It’s the New Year and once again time for resolutions. While most resolutions tend to focus on self improvement, a more practical resolution might be a better idea. With less than 8 percent of Americans following through on resolutions for eating healthier, exercising more and spending less money, a resolution geared towards estate planning is an achievable goal you can easily accomplish. Having an estate plan in place ensures that your assets are protected if you lose your mental capacity and distributed how you wish after you depart.
The popular majority
If you don’t have a will or estate plan yet, you are like 60 percent of American adults. While planning for the end of your life may not make your top ten lists, it is one of those things that you know you should do. Whether you haven’t gotten around to it yet or you think do not have enough assets to make it worth the effort, it’s time to set the excuses aside.
What should be included?
At a bare minimum, an estate plan should include the following:
- A will: A will outlines how you want your assets divided after your passing. If you leave no instructions for surviving family members on how to divide your property they will have to make educated guesses to honor your wishes.

________________________

◆ **Work to complete**
A) According to the estate planning article, what percentage of American adults lack a will or estate plan?
B) Continue the estate planning article from its last sentence.

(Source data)
________________________

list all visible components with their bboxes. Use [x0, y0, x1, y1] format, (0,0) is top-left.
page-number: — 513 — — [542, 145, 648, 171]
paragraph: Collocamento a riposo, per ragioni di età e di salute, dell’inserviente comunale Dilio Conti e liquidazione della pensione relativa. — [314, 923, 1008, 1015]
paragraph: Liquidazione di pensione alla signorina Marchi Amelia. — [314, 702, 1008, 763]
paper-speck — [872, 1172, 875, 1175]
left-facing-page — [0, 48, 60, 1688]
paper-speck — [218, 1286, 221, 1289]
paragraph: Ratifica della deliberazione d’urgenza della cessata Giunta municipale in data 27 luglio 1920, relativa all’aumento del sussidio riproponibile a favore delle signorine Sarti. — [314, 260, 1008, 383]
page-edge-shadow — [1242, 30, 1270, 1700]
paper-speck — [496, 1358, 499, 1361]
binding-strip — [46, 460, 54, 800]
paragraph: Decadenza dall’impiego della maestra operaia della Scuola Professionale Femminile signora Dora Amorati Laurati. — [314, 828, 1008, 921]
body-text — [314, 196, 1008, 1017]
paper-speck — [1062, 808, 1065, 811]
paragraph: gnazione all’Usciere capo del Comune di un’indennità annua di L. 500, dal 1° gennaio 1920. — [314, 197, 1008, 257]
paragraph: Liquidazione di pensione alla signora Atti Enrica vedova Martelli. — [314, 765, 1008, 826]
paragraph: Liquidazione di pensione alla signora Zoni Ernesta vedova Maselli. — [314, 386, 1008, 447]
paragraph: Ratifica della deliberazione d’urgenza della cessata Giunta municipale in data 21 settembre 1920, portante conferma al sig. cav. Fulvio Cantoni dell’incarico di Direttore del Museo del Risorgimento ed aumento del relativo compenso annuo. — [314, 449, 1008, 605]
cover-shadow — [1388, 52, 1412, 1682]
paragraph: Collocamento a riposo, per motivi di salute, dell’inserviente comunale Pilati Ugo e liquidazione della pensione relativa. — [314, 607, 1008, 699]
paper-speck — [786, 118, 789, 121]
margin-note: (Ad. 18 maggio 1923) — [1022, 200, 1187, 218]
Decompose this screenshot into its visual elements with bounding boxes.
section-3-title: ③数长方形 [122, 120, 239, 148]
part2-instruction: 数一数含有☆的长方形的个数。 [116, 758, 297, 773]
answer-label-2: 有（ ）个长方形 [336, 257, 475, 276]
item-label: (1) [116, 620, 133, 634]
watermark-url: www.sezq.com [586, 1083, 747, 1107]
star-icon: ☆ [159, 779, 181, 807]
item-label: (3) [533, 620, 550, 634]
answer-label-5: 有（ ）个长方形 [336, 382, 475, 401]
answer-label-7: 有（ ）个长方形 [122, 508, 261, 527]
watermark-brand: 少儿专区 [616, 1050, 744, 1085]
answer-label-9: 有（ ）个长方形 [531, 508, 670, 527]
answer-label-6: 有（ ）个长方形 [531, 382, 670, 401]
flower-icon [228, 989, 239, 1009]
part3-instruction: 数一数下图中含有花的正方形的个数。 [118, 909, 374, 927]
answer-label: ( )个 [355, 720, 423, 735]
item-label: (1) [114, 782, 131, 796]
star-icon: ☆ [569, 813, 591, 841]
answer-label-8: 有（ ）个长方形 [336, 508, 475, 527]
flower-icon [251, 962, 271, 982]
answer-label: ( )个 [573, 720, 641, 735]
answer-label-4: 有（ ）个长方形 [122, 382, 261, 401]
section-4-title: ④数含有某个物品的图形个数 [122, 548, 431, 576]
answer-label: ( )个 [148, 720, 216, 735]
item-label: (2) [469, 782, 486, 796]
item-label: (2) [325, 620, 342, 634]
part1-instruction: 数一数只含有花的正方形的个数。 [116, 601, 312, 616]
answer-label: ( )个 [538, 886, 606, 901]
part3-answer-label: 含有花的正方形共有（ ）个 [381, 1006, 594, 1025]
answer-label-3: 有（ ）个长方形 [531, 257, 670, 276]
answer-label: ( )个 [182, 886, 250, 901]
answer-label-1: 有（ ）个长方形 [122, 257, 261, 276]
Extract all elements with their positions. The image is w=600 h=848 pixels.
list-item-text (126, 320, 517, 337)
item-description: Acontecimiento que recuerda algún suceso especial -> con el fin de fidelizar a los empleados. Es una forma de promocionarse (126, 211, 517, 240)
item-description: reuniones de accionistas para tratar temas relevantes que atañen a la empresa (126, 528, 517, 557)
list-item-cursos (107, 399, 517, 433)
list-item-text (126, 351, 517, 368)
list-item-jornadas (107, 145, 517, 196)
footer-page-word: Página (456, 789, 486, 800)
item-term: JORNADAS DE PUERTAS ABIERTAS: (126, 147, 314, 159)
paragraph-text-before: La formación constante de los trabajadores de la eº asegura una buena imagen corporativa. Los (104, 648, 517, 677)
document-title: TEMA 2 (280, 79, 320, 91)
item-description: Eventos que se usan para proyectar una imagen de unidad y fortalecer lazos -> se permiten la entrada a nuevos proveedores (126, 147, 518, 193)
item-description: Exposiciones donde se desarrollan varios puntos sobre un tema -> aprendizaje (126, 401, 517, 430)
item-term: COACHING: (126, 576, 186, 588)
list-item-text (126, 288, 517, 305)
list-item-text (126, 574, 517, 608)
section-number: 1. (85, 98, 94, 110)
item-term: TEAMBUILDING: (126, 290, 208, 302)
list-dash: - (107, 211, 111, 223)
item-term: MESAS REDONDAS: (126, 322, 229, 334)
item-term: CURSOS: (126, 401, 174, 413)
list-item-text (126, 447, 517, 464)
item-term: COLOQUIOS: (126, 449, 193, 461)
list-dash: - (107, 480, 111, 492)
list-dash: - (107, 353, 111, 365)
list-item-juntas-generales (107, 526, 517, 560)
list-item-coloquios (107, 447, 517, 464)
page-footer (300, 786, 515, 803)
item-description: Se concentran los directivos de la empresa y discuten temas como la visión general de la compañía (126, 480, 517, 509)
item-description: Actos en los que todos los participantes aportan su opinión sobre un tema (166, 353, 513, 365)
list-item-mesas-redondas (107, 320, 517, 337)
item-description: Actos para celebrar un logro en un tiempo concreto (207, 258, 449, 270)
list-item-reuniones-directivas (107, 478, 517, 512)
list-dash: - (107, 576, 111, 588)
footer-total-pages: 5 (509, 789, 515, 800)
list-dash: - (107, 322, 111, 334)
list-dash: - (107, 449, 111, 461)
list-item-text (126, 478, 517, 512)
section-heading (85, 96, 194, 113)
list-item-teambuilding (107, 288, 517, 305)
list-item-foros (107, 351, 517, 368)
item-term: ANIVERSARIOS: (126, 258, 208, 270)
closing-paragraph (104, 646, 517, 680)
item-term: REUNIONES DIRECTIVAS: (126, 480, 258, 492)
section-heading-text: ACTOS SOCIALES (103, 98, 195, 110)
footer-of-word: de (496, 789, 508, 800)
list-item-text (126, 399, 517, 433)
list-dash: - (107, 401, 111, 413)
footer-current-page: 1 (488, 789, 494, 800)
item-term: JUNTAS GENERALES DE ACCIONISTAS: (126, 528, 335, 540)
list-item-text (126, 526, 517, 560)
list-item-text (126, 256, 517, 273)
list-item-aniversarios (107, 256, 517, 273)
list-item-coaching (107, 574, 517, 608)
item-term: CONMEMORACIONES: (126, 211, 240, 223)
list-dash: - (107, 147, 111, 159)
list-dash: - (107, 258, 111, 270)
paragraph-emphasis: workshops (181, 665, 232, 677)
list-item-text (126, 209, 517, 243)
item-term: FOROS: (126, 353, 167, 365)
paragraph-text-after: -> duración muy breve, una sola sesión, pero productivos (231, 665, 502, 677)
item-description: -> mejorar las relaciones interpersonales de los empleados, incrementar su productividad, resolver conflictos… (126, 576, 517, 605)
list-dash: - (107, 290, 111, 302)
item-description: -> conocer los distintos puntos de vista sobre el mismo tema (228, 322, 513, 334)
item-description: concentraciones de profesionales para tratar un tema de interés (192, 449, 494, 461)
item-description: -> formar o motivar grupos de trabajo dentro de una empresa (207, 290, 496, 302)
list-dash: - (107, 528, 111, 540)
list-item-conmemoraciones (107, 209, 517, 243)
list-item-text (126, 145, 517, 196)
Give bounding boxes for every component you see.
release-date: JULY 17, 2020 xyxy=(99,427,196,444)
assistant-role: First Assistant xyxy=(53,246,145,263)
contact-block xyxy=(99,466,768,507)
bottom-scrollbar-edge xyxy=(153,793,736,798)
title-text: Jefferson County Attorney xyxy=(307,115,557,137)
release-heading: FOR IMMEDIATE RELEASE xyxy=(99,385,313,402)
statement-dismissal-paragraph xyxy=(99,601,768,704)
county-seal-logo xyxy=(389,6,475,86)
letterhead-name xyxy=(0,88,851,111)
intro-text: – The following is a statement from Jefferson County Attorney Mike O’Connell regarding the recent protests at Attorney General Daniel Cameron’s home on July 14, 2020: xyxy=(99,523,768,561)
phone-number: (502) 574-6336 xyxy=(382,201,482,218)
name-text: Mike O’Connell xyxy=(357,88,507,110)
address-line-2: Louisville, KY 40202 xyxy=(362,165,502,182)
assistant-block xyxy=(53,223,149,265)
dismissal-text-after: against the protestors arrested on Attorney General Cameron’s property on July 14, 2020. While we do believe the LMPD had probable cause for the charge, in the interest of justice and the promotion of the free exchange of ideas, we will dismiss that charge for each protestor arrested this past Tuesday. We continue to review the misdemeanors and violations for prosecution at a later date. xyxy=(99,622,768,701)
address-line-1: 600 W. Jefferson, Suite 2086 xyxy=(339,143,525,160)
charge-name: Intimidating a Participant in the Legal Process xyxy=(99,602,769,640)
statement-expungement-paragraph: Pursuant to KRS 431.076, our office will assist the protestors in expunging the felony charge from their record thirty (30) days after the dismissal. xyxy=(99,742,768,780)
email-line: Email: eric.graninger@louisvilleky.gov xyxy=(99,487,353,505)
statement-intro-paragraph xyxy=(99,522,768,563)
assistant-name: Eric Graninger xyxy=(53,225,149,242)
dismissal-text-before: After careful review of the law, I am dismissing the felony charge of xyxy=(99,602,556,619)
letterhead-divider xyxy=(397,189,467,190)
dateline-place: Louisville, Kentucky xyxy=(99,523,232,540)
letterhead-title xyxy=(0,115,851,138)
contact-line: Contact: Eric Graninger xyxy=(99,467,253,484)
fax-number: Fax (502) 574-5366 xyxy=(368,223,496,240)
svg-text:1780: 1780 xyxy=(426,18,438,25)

________________________

◆ **Set of answers**
A) 60 percent

B)
- Financial power of attorney: This document allows a person to act as your financial agent if you become mentally incapacitated and unable to attend to your finances.
- A health care directive: This document outlines your wishes for end of life care and designates a person to make decisions on your behalf. If you do not want to use life support devices or wish to donate your organs, this document would state those choices.
Being proactive about planning for the end of your life may seem dismal, but it ensures your wishes are made clear regarding your money, property and medical treatment. If you already have an estate plan, you could make reviewing the documents part of your resolution. Either way, resolve to make estate planning a part of 2018.